■ **Rows**

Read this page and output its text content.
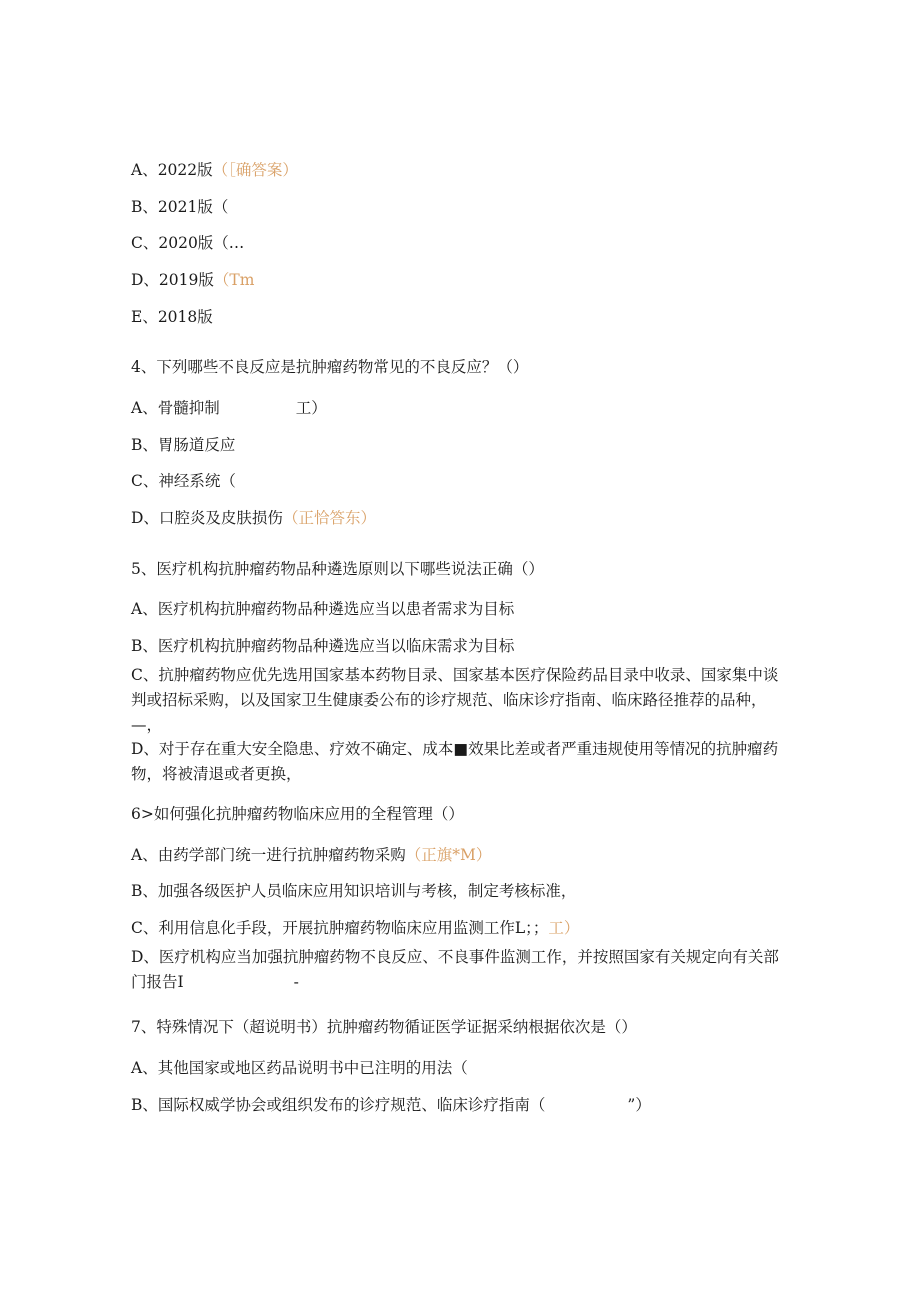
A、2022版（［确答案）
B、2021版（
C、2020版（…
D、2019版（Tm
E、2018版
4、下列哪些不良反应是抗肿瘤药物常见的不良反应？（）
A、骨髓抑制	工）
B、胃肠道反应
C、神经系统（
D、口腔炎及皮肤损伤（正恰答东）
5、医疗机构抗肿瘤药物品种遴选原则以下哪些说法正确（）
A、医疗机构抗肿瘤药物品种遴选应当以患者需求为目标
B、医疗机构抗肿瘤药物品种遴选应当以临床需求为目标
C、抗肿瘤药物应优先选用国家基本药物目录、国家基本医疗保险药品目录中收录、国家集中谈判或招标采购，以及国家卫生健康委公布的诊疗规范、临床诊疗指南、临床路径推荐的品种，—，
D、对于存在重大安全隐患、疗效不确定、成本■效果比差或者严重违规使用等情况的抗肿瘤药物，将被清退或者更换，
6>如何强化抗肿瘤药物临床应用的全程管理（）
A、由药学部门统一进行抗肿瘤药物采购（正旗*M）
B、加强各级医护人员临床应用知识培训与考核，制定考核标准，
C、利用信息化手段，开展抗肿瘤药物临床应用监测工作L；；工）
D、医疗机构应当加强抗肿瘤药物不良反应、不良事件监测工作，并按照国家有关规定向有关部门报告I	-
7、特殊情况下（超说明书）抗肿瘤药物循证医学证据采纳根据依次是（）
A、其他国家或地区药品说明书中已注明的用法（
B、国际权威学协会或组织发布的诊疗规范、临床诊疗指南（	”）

...

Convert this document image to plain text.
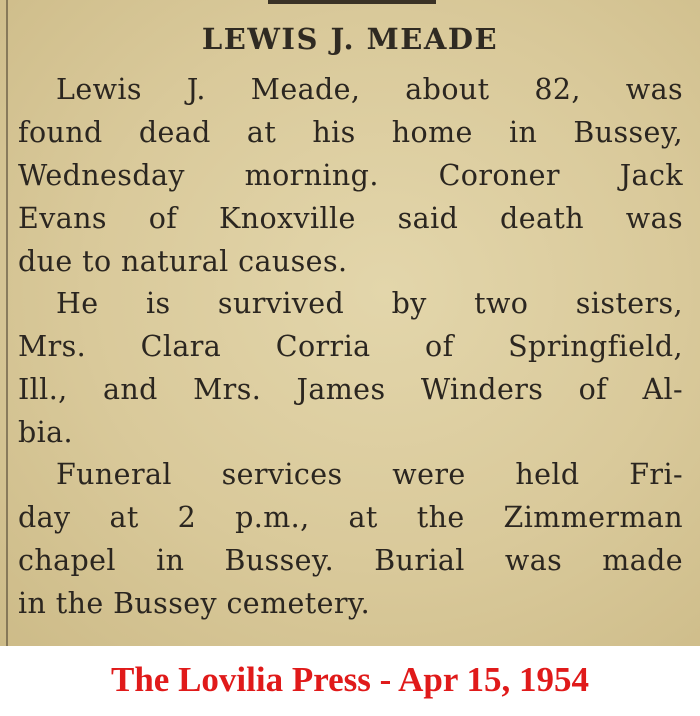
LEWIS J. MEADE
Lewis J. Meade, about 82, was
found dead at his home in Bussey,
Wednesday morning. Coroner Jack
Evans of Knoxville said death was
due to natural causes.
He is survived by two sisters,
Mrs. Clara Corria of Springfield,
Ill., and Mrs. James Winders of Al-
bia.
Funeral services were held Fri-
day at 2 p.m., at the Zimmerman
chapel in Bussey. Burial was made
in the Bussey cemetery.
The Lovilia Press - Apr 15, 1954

■ **Given task**
Determine the number of lines in these entries that contain the word "text", and write only that number.

■ **Expected output**
2